▶ _Task requirements_
Transcribe the full listing below exactly.

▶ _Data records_
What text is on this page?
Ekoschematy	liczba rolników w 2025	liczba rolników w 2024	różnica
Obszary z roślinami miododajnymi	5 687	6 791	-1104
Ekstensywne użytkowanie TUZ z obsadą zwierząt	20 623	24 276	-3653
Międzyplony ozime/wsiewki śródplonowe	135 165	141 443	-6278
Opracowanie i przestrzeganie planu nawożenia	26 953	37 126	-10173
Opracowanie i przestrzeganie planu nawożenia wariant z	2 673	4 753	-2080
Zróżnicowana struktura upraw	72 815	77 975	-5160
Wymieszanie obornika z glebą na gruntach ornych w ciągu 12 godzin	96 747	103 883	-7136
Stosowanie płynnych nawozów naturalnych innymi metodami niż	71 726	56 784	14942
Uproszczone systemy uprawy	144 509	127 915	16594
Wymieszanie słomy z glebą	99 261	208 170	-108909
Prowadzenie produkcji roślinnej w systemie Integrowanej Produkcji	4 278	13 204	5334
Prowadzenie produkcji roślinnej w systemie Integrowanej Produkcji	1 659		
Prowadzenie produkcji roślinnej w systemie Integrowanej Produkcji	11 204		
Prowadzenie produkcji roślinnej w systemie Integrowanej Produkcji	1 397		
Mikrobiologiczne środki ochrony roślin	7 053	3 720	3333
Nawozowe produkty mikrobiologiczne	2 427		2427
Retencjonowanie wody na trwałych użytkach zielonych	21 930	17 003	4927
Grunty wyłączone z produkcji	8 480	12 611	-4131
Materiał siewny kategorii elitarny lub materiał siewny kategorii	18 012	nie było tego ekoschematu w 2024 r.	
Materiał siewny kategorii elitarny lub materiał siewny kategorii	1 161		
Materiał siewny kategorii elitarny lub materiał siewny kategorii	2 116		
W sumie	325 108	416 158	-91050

▶ _Finished task_
What text is on this page?
Ekoschematy	liczba rolników w 2025	liczba rolników w 2024	różnica
Obszary z roślinami miododajnymi	5 687	6 791	-1104
Ekstensywne użytkowanie TUZ z obsadą zwierząt	20 623	24 276	-3653
Międzyplony ozime/wsiewki śródplonowe	135 165	141 443	-6278
Opracowanie i przestrzeganie planu nawożenia	26 953	37 126	-10173
Opracowanie i przestrzeganie planu nawożenia wariant z	2 673	4 753	-2080
Zróżnicowana struktura upraw	72 815	77 975	-5160
Wymieszanie obornika z glebą na gruntach ornych w ciągu 12 godzin	96 747	103 883	-7136
Stosowanie płynnych nawozów naturalnych innymi metodami niż	71 726	56 784	14942
Uproszczone systemy uprawy	144 509	127 915	16594
Wymieszanie słomy z glebą	99 261	208 170	-108909
Prowadzenie produkcji roślinnej w systemie Integrowanej Produkcji	4 278	13 204	5334
Prowadzenie produkcji roślinnej w systemie Integrowanej Produkcji	1 659		
Prowadzenie produkcji roślinnej w systemie Integrowanej Produkcji	11 204		
Prowadzenie produkcji roślinnej w systemie Integrowanej Produkcji	1 397		
Mikrobiologiczne środki ochrony roślin	7 053	3 720	3333
Nawozowe produkty mikrobiologiczne	2 427		2427
Retencjonowanie wody na trwałych użytkach zielonych	21 930	17 003	4927
Grunty wyłączone z produkcji	8 480	12 611	-4131
Materiał siewny kategorii elitarny lub materiał siewny kategorii	18 012	nie było tego ekoschematu w 2024 r.	
Materiał siewny kategorii elitarny lub materiał siewny kategorii	1 161		
Materiał siewny kategorii elitarny lub materiał siewny kategorii	2 116		
W sumie	325 108	416 158	-91050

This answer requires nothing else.